## Data rows
......
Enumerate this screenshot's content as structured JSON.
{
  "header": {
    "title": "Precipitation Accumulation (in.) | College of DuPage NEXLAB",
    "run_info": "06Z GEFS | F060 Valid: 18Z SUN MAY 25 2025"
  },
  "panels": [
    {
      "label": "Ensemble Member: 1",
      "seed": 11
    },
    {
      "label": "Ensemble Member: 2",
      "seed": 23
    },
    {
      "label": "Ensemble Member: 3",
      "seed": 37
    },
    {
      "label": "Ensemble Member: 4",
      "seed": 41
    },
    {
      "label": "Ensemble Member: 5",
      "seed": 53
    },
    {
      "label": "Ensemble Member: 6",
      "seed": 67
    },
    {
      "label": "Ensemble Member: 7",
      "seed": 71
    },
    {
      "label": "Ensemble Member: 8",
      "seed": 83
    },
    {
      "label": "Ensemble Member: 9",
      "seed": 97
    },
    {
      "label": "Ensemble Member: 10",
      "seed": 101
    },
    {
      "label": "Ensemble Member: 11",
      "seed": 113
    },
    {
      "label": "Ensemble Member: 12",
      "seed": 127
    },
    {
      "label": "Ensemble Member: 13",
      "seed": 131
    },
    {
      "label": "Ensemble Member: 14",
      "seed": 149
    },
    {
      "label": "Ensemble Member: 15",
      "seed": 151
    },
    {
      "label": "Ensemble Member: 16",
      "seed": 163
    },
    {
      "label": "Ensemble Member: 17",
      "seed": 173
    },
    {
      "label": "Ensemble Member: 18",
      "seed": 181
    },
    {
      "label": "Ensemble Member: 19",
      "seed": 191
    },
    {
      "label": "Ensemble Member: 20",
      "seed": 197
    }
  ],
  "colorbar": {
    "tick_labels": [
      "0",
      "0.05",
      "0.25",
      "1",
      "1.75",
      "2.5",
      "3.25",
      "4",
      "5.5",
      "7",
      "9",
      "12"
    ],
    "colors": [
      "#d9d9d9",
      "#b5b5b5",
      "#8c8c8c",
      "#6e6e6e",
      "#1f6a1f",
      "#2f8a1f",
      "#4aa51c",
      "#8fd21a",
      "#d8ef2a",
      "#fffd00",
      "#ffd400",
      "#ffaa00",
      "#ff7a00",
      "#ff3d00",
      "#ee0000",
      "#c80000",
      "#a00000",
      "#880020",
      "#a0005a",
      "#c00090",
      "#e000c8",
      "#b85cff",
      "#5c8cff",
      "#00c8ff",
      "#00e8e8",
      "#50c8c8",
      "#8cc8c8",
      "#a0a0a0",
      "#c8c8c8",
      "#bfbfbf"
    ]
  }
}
......
## Instruction
Your task is to repeat every line exactly.

## Task output
Enumerate this screenshot's content as structured JSON.
{
  "header": {
    "title": "Precipitation Accumulation (in.) | College of DuPage NEXLAB",
    "run_info": "06Z GEFS | F060 Valid: 18Z SUN MAY 25 2025"
  },
  "panels": [
    {
      "label": "Ensemble Member: 1",
      "seed": 11
    },
    {
      "label": "Ensemble Member: 2",
      "seed": 23
    },
    {
      "label": "Ensemble Member: 3",
      "seed": 37
    },
    {
      "label": "Ensemble Member: 4",
      "seed": 41
    },
    {
      "label": "Ensemble Member: 5",
      "seed": 53
    },
    {
      "label": "Ensemble Member: 6",
      "seed": 67
    },
    {
      "label": "Ensemble Member: 7",
      "seed": 71
    },
    {
      "label": "Ensemble Member: 8",
      "seed": 83
    },
    {
      "label": "Ensemble Member: 9",
      "seed": 97
    },
    {
      "label": "Ensemble Member: 10",
      "seed": 101
    },
    {
      "label": "Ensemble Member: 11",
      "seed": 113
    },
    {
      "label": "Ensemble Member: 12",
      "seed": 127
    },
    {
      "label": "Ensemble Member: 13",
      "seed": 131
    },
    {
      "label": "Ensemble Member: 14",
      "seed": 149
    },
    {
      "label": "Ensemble Member: 15",
      "seed": 151
    },
    {
      "label": "Ensemble Member: 16",
      "seed": 163
    },
    {
      "label": "Ensemble Member: 17",
      "seed": 173
    },
    {
      "label": "Ensemble Member: 18",
      "seed": 181
    },
    {
      "label": "Ensemble Member: 19",
      "seed": 191
    },
    {
      "label": "Ensemble Member: 20",
      "seed": 197
    }
  ],
  "colorbar": {
    "tick_labels": [
      "0",
      "0.05",
      "0.25",
      "1",
      "1.75",
      "2.5",
      "3.25",
      "4",
      "5.5",
      "7",
      "9",
      "12"
    ],
    "colors": [
      "#d9d9d9",
      "#b5b5b5",
      "#8c8c8c",
      "#6e6e6e",
      "#1f6a1f",
      "#2f8a1f",
      "#4aa51c",
      "#8fd21a",
      "#d8ef2a",
      "#fffd00",
      "#ffd400",
      "#ffaa00",
      "#ff7a00",
      "#ff3d00",
      "#ee0000",
      "#c80000",
      "#a00000",
      "#880020",
      "#a0005a",
      "#c00090",
      "#e000c8",
      "#b85cff",
      "#5c8cff",
      "#00c8ff",
      "#00e8e8",
      "#50c8c8",
      "#8cc8c8",
      "#a0a0a0",
      "#c8c8c8",
      "#bfbfbf"
    ]
  }
}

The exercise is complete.